(Extracts from a graphics dataset)
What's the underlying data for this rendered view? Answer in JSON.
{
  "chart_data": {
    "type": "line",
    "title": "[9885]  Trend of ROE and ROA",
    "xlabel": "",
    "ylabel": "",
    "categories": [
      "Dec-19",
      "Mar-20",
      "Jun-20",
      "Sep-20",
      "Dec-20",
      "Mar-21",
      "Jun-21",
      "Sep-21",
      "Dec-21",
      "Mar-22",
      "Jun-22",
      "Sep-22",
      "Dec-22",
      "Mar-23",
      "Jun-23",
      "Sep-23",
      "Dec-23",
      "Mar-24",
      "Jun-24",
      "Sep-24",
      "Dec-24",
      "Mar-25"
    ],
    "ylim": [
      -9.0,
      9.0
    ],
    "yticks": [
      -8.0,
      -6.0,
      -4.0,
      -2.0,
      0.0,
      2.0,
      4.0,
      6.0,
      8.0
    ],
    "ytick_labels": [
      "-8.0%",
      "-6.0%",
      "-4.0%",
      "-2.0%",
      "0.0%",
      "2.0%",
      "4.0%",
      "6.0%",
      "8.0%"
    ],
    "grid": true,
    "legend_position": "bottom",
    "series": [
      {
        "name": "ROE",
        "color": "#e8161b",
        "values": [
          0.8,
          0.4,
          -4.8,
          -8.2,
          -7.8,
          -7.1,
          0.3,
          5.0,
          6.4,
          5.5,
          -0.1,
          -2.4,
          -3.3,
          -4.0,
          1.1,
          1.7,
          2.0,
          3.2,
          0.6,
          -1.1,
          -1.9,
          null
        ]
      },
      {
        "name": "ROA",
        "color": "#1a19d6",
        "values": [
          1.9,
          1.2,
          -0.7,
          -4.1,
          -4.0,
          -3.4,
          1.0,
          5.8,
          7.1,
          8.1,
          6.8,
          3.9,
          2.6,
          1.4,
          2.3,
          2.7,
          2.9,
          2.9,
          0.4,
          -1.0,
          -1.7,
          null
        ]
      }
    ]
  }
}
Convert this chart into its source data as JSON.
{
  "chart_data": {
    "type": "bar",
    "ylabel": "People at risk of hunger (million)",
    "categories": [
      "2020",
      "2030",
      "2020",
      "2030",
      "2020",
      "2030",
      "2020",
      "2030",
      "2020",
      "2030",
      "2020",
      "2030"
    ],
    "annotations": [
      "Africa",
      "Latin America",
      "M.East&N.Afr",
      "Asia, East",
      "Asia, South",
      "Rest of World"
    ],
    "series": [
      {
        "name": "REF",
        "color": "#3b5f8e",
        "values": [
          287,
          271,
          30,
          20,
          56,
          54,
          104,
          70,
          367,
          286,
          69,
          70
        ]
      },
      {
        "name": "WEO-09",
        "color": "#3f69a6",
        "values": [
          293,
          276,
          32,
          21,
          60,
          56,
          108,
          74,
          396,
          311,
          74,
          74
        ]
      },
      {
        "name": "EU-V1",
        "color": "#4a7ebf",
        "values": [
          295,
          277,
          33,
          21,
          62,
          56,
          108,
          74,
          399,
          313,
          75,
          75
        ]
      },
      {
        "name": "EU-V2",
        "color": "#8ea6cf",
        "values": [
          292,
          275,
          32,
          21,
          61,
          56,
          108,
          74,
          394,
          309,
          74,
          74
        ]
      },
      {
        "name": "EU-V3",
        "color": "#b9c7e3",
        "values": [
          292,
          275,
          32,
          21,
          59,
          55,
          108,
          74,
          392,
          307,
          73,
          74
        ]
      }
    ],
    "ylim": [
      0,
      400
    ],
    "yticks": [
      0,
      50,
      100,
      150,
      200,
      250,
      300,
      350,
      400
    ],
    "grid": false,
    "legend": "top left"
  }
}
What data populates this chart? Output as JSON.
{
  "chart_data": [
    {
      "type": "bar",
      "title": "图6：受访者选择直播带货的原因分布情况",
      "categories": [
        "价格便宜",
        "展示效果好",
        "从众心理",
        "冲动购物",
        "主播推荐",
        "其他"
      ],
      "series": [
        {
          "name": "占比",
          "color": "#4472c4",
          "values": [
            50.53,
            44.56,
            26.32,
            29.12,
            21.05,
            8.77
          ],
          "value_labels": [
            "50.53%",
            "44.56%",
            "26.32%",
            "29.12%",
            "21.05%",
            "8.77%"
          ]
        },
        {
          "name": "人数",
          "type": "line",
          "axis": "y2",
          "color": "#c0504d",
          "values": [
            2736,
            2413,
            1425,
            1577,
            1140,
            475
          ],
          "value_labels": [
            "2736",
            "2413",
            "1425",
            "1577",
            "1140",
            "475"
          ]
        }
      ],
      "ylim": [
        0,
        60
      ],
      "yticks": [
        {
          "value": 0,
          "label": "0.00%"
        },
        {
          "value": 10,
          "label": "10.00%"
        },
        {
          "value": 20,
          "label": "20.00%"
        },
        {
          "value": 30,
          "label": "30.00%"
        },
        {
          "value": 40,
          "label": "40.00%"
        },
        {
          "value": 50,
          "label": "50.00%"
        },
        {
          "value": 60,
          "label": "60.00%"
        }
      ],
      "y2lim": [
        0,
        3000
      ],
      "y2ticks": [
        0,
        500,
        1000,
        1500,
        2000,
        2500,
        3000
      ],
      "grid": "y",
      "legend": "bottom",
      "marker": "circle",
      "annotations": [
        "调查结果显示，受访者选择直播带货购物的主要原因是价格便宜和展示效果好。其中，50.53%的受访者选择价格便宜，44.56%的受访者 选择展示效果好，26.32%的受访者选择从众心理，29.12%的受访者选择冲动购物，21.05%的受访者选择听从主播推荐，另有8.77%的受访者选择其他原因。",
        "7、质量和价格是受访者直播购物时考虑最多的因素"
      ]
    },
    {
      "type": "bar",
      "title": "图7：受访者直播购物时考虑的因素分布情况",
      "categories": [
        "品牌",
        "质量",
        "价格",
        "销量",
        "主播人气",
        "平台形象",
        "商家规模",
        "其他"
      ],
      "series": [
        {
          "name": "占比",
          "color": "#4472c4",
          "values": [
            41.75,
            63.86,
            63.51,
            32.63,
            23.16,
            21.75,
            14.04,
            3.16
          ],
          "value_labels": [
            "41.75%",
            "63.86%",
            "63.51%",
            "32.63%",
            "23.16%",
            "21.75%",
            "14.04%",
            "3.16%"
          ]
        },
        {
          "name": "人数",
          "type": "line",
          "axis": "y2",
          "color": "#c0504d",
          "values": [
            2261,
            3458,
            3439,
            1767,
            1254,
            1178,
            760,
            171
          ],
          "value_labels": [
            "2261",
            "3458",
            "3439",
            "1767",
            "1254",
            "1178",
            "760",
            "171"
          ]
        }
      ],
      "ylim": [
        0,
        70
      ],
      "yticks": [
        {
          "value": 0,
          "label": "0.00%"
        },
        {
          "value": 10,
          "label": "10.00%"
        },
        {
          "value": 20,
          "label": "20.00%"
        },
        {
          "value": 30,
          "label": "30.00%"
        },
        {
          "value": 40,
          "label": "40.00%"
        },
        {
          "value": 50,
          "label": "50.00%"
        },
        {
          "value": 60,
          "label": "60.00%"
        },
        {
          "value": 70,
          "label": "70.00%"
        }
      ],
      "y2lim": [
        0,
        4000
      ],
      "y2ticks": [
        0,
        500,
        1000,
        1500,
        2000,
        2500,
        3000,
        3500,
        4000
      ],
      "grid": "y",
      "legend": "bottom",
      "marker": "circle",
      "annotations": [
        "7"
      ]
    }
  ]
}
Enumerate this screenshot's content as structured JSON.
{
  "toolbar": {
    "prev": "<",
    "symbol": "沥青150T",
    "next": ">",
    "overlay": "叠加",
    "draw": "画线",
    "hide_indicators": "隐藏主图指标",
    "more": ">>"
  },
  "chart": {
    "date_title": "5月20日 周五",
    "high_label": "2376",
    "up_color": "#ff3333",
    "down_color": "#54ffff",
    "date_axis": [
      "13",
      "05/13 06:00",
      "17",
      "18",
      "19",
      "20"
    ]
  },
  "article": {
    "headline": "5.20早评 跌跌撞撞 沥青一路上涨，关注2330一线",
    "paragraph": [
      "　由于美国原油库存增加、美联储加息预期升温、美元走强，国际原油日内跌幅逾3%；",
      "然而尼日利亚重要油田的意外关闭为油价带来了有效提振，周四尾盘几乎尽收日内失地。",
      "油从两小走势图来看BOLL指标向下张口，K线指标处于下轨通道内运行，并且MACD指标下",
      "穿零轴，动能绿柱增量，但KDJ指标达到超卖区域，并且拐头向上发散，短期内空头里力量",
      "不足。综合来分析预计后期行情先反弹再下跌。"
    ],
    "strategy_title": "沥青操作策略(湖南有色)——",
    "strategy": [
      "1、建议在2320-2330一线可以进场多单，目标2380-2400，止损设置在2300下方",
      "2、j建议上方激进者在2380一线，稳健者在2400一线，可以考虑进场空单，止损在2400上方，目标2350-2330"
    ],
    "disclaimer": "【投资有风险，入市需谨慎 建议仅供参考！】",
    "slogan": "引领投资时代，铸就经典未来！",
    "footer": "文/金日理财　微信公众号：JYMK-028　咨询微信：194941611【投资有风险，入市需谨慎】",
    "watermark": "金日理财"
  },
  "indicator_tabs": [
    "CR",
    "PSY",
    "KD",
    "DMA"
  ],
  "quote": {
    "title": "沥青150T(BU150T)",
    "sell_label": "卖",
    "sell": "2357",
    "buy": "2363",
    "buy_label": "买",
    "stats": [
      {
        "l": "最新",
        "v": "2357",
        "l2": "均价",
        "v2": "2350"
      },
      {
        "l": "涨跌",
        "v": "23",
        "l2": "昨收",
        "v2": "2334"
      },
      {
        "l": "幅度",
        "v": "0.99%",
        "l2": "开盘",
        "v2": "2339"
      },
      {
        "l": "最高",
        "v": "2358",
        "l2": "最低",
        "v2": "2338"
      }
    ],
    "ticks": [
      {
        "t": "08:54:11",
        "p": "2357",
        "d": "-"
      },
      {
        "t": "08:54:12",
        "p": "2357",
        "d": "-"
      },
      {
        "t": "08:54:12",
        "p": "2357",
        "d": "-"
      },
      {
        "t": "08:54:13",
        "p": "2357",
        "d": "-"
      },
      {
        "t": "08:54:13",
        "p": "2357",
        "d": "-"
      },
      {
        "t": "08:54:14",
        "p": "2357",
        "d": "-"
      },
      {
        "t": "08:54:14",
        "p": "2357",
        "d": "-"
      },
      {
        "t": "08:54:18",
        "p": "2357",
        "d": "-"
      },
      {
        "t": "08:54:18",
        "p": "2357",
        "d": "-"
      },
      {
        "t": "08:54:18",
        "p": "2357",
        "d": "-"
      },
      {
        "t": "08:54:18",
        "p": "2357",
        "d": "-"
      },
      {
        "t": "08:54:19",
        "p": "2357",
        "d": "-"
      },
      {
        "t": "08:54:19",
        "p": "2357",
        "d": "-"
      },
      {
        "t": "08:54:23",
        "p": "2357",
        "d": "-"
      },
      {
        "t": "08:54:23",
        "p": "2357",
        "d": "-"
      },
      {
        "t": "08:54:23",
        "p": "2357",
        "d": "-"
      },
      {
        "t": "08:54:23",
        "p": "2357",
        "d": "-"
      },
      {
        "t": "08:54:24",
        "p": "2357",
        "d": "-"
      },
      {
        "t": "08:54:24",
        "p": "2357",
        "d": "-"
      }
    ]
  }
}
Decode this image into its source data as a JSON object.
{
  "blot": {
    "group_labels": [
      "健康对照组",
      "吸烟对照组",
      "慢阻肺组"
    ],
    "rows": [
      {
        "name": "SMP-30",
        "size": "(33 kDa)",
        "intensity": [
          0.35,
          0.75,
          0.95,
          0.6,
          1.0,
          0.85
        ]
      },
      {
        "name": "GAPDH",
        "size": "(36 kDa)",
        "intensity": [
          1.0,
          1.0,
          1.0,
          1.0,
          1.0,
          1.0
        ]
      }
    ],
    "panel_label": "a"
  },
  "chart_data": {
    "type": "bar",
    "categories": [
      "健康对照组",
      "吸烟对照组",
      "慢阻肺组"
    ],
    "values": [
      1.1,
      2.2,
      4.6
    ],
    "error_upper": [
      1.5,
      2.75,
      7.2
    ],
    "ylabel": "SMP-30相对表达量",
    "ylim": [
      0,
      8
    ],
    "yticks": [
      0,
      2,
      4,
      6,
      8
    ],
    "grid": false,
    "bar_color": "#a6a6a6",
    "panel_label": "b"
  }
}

- TASK TO CARRY OUT:
Keep only those lines of the records that hold "source", and return them.

- OUTPUT OF THE TASK:
Convert this chart into its source data as JSON.
Decode this image into its source data as a JSON object.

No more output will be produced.